Challenge:
Return the number of lines in which the word "Kappa" appears; add nothing else.

[Chart and figure data]
* * *

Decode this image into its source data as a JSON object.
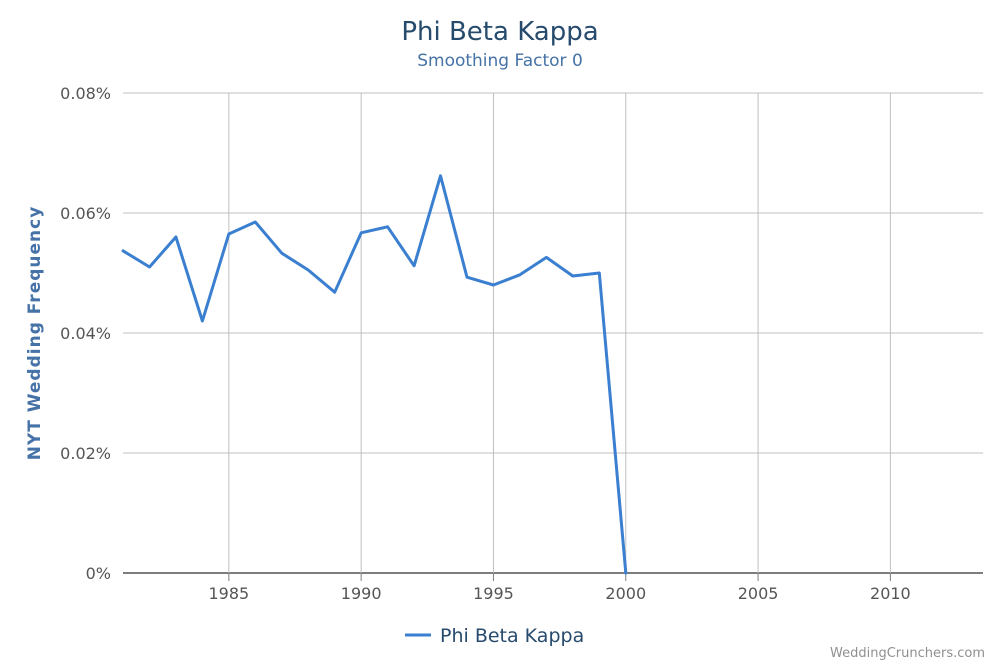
{
  "chart_data": {
    "type": "line",
    "title": "Phi Beta Kappa",
    "subtitle": "Smoothing Factor 0",
    "xlabel": "",
    "ylabel": "NYT Wedding Frequency",
    "xlim": [
      1981,
      2013.5
    ],
    "ylim": [
      0,
      0.08
    ],
    "x_ticks": [
      1985,
      1990,
      1995,
      2000,
      2005,
      2010
    ],
    "y_ticks": [
      0,
      0.02,
      0.04,
      0.06,
      0.08
    ],
    "y_tick_labels": [
      "0%",
      "0.02%",
      "0.04%",
      "0.06%",
      "0.08%"
    ],
    "grid": true,
    "legend_position": "bottom-center",
    "series": [
      {
        "name": "Phi Beta Kappa",
        "color": "#3a7fd0",
        "x": [
          1981,
          1982,
          1983,
          1984,
          1985,
          1986,
          1987,
          1988,
          1989,
          1990,
          1991,
          1992,
          1993,
          1994,
          1995,
          1996,
          1997,
          1998,
          1999,
          2000
        ],
        "values": [
          0.0537,
          0.051,
          0.056,
          0.042,
          0.0565,
          0.0585,
          0.0533,
          0.0505,
          0.0468,
          0.0567,
          0.0577,
          0.0512,
          0.0662,
          0.0493,
          0.048,
          0.0497,
          0.0526,
          0.0495,
          0.05,
          0.0
        ]
      }
    ]
  },
  "credit": "WeddingCrunchers.com"
}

* * *

Solution to this exercise:
2